Request:
Reproduce the lines of the data below exactly, from the line containing "vscode-icon: ↗ — [404, 8, 452, 56]" through the line containing "chrome-icon — [108, 733, 133, 758]", including both of these lines.

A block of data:

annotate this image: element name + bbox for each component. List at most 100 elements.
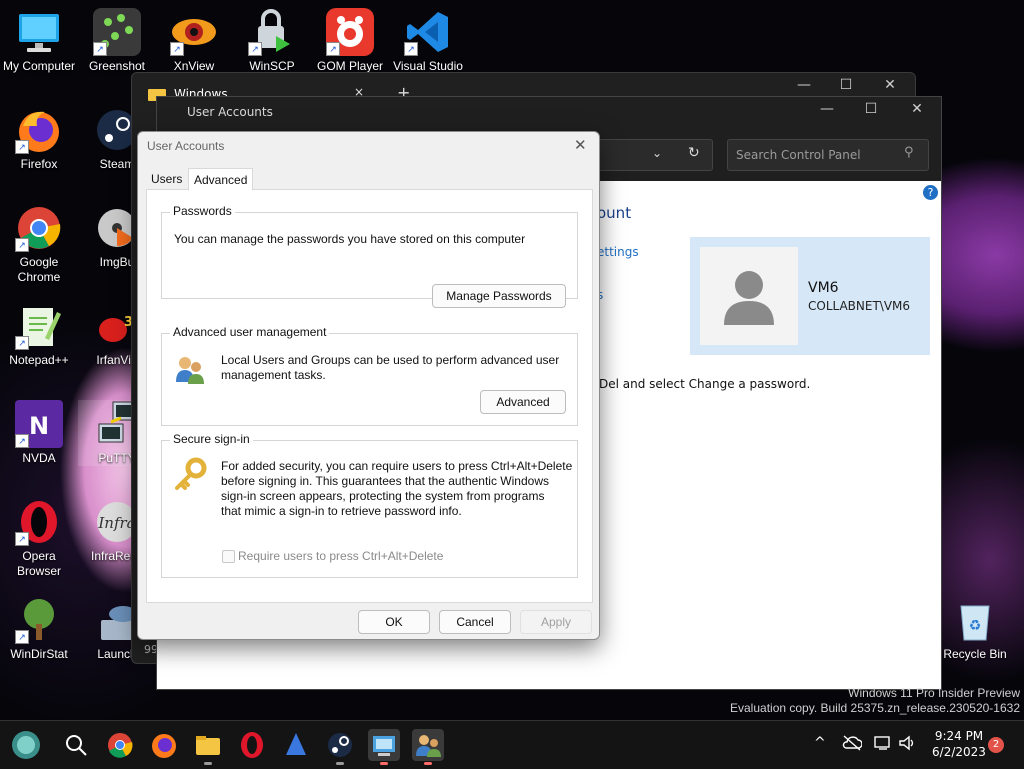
vscode-icon: ↗ — [404, 8, 452, 56]
desktop-icon-firefox[interactable]: ↗ Firefox — [0, 106, 78, 172]
passwords-group: Passwords You can manage the passwords y… — [161, 204, 578, 308]
require-ctrl-alt-delete-checkbox[interactable] — [222, 550, 235, 563]
account-name: VM6 — [808, 280, 839, 296]
passwords-description: You can manage the passwords you have st… — [174, 232, 526, 246]
secure-signin-group-label: Secure sign-in — [170, 432, 253, 446]
taskbar-firefox[interactable] — [148, 729, 180, 761]
greenshot-icon: ↗ — [93, 8, 141, 56]
control-panel-title: User Accounts — [187, 105, 273, 119]
ok-button[interactable]: OK — [358, 610, 430, 634]
secure-signin-line2: before signing in. This guarantees that … — [221, 474, 549, 488]
maximize-button[interactable]: ☐ — [826, 77, 866, 93]
taskbar-steam[interactable] — [324, 729, 356, 765]
taskbar-user-accounts[interactable] — [412, 729, 444, 765]
advanced-user-management-group: Advanced user management Local Users and… — [161, 325, 578, 426]
taskbar-control-panel[interactable] — [368, 729, 400, 765]
cp-minimize-button[interactable]: — — [807, 101, 847, 117]
cp-maximize-button[interactable]: ☐ — [851, 101, 891, 117]
advanced-tab-page: Passwords You can manage the passwords y… — [146, 189, 593, 603]
opera-icon: ↗ — [15, 498, 63, 546]
notification-badge[interactable]: 2 — [988, 737, 1004, 753]
address-bar[interactable]: ⌄ ↻ — [597, 139, 713, 171]
xnview-icon: ↗ — [170, 8, 218, 56]
desktop-icon-xnview[interactable]: ↗ XnView — [155, 8, 233, 74]
chrome-icon — [108, 733, 133, 758]
monitor-icon — [15, 8, 63, 56]
desktop-icon-notepadpp[interactable]: ↗ Notepad++ — [0, 302, 78, 368]
nvda-icon: N ↗ — [15, 400, 63, 448]
desktop-icon-google-chrome[interactable]: ↗ Google Chrome — [0, 204, 78, 285]
desktop-icon-recycle-bin[interactable]: ♻ Recycle Bin — [936, 596, 1014, 662]
svg-text:N: N — [29, 412, 49, 440]
watermark-line2: Evaluation copy. Build 25375.zn_release.… — [730, 701, 1020, 715]
folder-icon — [196, 736, 220, 755]
tab-users[interactable]: Users — [146, 168, 187, 190]
start-button[interactable] — [10, 729, 42, 761]
passwords-group-label: Passwords — [170, 204, 235, 218]
key-icon — [172, 457, 208, 498]
desktop-icon-gom-player[interactable]: ↗ GOM Player — [311, 8, 389, 74]
desktop-icon-greenshot[interactable]: ↗ Greenshot — [78, 8, 156, 74]
desktop-icon-winscp[interactable]: ↗ WinSCP — [233, 8, 311, 74]
require-ctrl-alt-delete-label[interactable]: Require users to press Ctrl+Alt+Delete — [238, 549, 443, 564]
clock[interactable]: 9:24 PM 6/2/2023 — [920, 729, 998, 759]
svg-text:♻: ♻ — [969, 618, 982, 634]
help-icon[interactable]: ? — [923, 185, 938, 200]
account-card: VM6 COLLABNET\VM6 — [690, 237, 930, 355]
manage-passwords-button[interactable]: Manage Passwords — [432, 284, 566, 308]
desktop-icon-visual-studio[interactable]: ↗ Visual Studio — [389, 8, 467, 74]
svg-text:Infra: Infra — [97, 514, 135, 532]
clock-date: 6/2/2023 — [932, 745, 986, 759]
show-hidden-icons-chevron[interactable]: ^ — [814, 735, 826, 751]
advanced-mgmt-line2: management tasks. — [221, 368, 326, 382]
desktop-icon-opera[interactable]: ↗ Opera Browser — [0, 498, 78, 579]
recycle-bin-icon: ♻ — [951, 596, 999, 644]
watermark-line1: Windows 11 Pro Insider Preview — [848, 686, 1020, 700]
desktop-icon-nvda[interactable]: N ↗ NVDA — [0, 400, 78, 466]
search-input[interactable]: Search Control Panel ⚲ — [727, 139, 929, 171]
taskbar-file-explorer[interactable] — [192, 729, 224, 765]
avatar — [700, 247, 798, 345]
users-group-icon — [174, 352, 206, 389]
users-group-icon — [416, 735, 441, 757]
desktop-icon-my-computer[interactable]: My Computer — [0, 8, 78, 74]
refresh-icon[interactable]: ↻ — [688, 145, 700, 161]
minimize-button[interactable]: — — [784, 77, 824, 93]
cp-close-button[interactable]: ✕ — [897, 101, 937, 117]
change-password-text: Del and select Change a password. — [599, 377, 811, 391]
apply-button[interactable]: Apply — [520, 610, 592, 634]
secure-signin-line1: For added security, you can require user… — [221, 459, 573, 473]
secure-signin-group: Secure sign-in For added security, you c… — [161, 432, 578, 578]
page-heading: ount — [597, 204, 632, 222]
cloud-offline-icon[interactable] — [842, 735, 863, 754]
search-button[interactable] — [60, 729, 92, 761]
blue-app-icon — [286, 733, 306, 755]
taskbar: ^ 9:24 PM 6/2/2023 2 — [0, 720, 1024, 769]
notepadpp-icon: ↗ — [15, 302, 63, 350]
firefox-icon: ↗ — [15, 106, 63, 154]
volume-icon[interactable] — [898, 735, 916, 754]
search-icon: ⚲ — [904, 145, 914, 160]
chevron-down-icon[interactable]: ⌄ — [652, 146, 662, 160]
taskbar-opera[interactable] — [236, 729, 268, 761]
secure-signin-line4: that mimic a sign-in to retrieve passwor… — [221, 504, 462, 518]
tab-advanced[interactable]: Advanced — [188, 168, 254, 191]
dialog-close-button[interactable]: ✕ — [574, 136, 587, 154]
gom-player-icon: ↗ — [326, 8, 374, 56]
firefox-icon — [152, 734, 176, 758]
dialog-title: User Accounts — [147, 139, 225, 153]
windirstat-icon: ↗ — [15, 596, 63, 644]
steam-icon — [328, 733, 352, 757]
taskbar-chrome[interactable] — [104, 729, 136, 761]
settings-link[interactable]: ettings — [597, 245, 639, 259]
start-orb-icon — [12, 731, 40, 759]
network-icon[interactable] — [874, 735, 892, 754]
winscp-icon: ↗ — [248, 8, 296, 56]
advanced-button[interactable]: Advanced — [480, 390, 566, 414]
close-button[interactable]: ✕ — [870, 77, 910, 93]
advanced-mgmt-group-label: Advanced user management — [170, 325, 330, 339]
advanced-mgmt-line1: Local Users and Groups can be used to pe… — [221, 353, 560, 367]
desktop-icon-windirstat[interactable]: ↗ WinDirStat — [0, 596, 78, 662]
taskbar-app-drop[interactable] — [280, 729, 312, 761]
cancel-button[interactable]: Cancel — [439, 610, 511, 634]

Response:
vscode-icon: ↗ — [404, 8, 452, 56]
desktop-icon-firefox[interactable]: ↗ Firefox — [0, 106, 78, 172]
passwords-group: Passwords You can manage the passwords y… — [161, 204, 578, 308]
require-ctrl-alt-delete-checkbox[interactable] — [222, 550, 235, 563]
account-name: VM6 — [808, 280, 839, 296]
passwords-description: You can manage the passwords you have st… — [174, 232, 526, 246]
secure-signin-group-label: Secure sign-in — [170, 432, 253, 446]
taskbar-firefox[interactable] — [148, 729, 180, 761]
greenshot-icon: ↗ — [93, 8, 141, 56]
control-panel-title: User Accounts — [187, 105, 273, 119]
ok-button[interactable]: OK — [358, 610, 430, 634]
secure-signin-line2: before signing in. This guarantees that … — [221, 474, 549, 488]
maximize-button[interactable]: ☐ — [826, 77, 866, 93]
taskbar-steam[interactable] — [324, 729, 356, 765]
taskbar-user-accounts[interactable] — [412, 729, 444, 765]
advanced-user-management-group: Advanced user management Local Users and… — [161, 325, 578, 426]
taskbar-control-panel[interactable] — [368, 729, 400, 765]
cp-minimize-button[interactable]: — — [807, 101, 847, 117]
cp-maximize-button[interactable]: ☐ — [851, 101, 891, 117]
advanced-tab-page: Passwords You can manage the passwords y… — [146, 189, 593, 603]
opera-icon: ↗ — [15, 498, 63, 546]
notification-badge[interactable]: 2 — [988, 737, 1004, 753]
address-bar[interactable]: ⌄ ↻ — [597, 139, 713, 171]
xnview-icon: ↗ — [170, 8, 218, 56]
desktop-icon-xnview[interactable]: ↗ XnView — [155, 8, 233, 74]
chrome-icon — [108, 733, 133, 758]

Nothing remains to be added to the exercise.